WHAT IS REQUIRED:
Report how many lines in the records hold the string "zmian"; give the number and nothing else.

RECORDS FOR THE TASK:

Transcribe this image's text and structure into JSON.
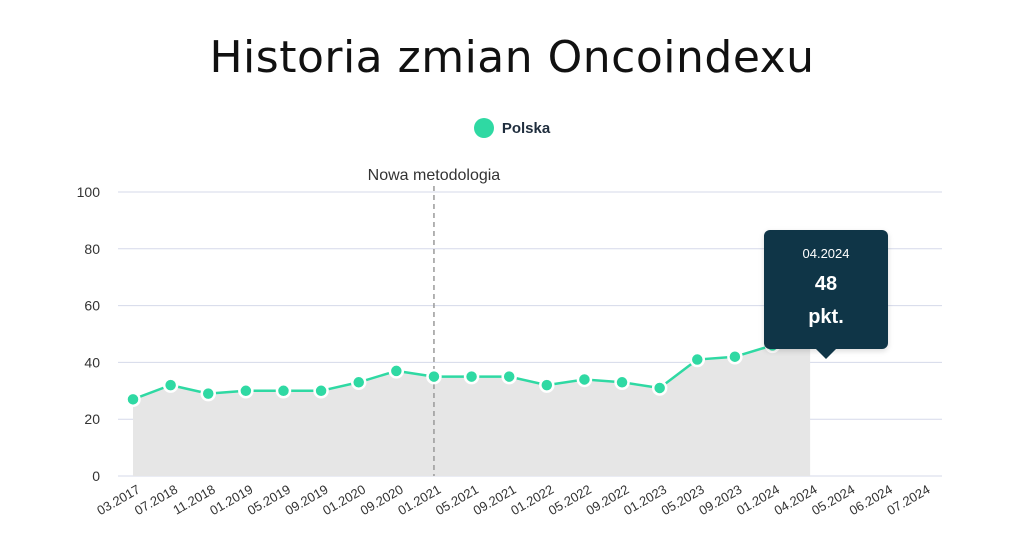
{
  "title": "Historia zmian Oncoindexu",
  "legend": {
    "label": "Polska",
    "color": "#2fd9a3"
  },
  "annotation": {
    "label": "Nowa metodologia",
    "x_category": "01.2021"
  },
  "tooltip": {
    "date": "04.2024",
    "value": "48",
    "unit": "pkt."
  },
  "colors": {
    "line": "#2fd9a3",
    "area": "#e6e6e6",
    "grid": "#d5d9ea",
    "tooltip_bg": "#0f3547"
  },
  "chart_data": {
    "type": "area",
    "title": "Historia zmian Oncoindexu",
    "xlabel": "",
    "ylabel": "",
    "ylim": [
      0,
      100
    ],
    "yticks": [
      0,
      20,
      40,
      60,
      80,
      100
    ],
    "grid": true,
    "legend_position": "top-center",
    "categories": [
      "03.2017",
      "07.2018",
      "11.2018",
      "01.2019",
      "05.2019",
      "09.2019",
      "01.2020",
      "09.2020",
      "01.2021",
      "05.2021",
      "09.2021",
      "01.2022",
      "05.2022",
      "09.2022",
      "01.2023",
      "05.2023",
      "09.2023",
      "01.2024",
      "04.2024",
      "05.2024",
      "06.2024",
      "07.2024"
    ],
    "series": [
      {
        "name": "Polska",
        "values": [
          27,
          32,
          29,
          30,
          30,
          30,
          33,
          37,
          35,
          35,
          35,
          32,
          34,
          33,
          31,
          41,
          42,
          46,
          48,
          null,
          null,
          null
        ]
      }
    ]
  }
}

OUTPUT OF THE EXERCISE:
2